Lines with "article": please show every one of them from the listing below.

___ DATASET RECORDS ___

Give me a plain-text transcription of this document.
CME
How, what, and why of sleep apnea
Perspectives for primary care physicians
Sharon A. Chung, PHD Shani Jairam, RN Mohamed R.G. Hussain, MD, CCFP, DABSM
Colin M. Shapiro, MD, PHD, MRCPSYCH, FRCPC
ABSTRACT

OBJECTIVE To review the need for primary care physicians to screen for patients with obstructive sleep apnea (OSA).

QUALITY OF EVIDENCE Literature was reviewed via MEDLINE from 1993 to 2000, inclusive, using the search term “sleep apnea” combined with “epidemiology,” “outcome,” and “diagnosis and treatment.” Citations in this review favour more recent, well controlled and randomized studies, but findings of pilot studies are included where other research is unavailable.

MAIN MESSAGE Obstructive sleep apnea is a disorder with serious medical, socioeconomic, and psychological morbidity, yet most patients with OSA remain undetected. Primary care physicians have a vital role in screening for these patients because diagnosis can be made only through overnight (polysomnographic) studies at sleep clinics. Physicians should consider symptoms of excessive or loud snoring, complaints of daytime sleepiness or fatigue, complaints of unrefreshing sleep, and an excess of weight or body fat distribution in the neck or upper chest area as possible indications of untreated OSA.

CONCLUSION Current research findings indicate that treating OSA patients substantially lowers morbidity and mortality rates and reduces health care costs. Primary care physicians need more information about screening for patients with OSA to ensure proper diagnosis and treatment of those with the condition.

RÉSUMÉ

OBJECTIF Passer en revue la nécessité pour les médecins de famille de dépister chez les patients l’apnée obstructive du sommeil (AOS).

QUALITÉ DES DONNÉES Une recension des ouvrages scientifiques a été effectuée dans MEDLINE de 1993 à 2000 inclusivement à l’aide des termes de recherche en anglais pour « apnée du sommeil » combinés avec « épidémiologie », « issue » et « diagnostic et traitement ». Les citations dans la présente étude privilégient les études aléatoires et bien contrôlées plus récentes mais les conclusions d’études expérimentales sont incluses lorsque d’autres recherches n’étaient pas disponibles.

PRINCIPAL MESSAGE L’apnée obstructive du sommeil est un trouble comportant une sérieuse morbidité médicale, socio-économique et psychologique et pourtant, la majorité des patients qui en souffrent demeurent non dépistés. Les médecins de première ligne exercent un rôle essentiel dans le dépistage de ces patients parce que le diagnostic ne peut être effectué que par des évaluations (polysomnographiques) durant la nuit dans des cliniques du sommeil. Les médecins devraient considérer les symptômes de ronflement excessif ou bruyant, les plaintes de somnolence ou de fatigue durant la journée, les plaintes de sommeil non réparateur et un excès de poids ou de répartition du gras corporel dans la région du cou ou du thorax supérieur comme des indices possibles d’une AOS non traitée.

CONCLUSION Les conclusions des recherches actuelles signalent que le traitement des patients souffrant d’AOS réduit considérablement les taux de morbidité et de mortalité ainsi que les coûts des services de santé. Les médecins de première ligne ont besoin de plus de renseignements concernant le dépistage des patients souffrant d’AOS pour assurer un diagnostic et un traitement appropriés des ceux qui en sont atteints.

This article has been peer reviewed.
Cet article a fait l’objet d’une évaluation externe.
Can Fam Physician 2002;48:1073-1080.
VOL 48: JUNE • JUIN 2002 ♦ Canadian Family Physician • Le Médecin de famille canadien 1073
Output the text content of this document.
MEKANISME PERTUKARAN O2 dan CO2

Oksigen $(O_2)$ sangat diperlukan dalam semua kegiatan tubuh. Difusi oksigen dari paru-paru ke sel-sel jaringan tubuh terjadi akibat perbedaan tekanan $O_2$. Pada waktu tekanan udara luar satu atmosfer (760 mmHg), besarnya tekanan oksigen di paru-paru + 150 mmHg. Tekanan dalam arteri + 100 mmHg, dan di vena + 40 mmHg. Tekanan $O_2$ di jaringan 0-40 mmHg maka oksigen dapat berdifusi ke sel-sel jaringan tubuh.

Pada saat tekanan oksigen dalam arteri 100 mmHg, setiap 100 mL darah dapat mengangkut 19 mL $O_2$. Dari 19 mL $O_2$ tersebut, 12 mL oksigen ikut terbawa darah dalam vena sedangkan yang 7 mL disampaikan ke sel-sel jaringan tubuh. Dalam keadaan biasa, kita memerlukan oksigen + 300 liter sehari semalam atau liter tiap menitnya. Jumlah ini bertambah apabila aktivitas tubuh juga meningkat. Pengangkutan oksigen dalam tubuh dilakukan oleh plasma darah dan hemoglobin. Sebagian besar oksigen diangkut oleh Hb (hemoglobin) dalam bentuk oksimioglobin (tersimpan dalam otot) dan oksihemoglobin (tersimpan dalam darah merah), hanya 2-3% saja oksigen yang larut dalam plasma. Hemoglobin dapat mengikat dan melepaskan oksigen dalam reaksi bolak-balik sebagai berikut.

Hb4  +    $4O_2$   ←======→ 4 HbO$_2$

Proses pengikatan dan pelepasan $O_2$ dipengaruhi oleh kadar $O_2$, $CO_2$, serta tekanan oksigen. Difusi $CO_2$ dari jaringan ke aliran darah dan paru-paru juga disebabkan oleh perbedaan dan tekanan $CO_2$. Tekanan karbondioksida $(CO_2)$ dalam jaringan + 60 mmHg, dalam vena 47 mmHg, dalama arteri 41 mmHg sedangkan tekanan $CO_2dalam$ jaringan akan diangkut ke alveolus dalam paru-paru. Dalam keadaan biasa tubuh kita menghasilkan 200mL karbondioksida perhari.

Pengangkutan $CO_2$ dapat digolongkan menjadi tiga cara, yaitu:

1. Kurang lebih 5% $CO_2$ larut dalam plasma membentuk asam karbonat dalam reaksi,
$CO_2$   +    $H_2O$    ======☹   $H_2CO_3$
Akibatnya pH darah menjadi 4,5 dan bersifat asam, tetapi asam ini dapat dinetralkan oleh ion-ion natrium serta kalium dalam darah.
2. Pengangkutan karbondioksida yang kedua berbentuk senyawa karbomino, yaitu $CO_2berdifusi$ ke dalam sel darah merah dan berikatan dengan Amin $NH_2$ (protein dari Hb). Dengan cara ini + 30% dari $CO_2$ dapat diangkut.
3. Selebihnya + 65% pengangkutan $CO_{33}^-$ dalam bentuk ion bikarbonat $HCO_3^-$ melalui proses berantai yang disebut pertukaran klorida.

___

→ WRITTEN RESPONSE:
This article has been peer reviewed.
Cet article a fait l’objet d’une évaluation externe.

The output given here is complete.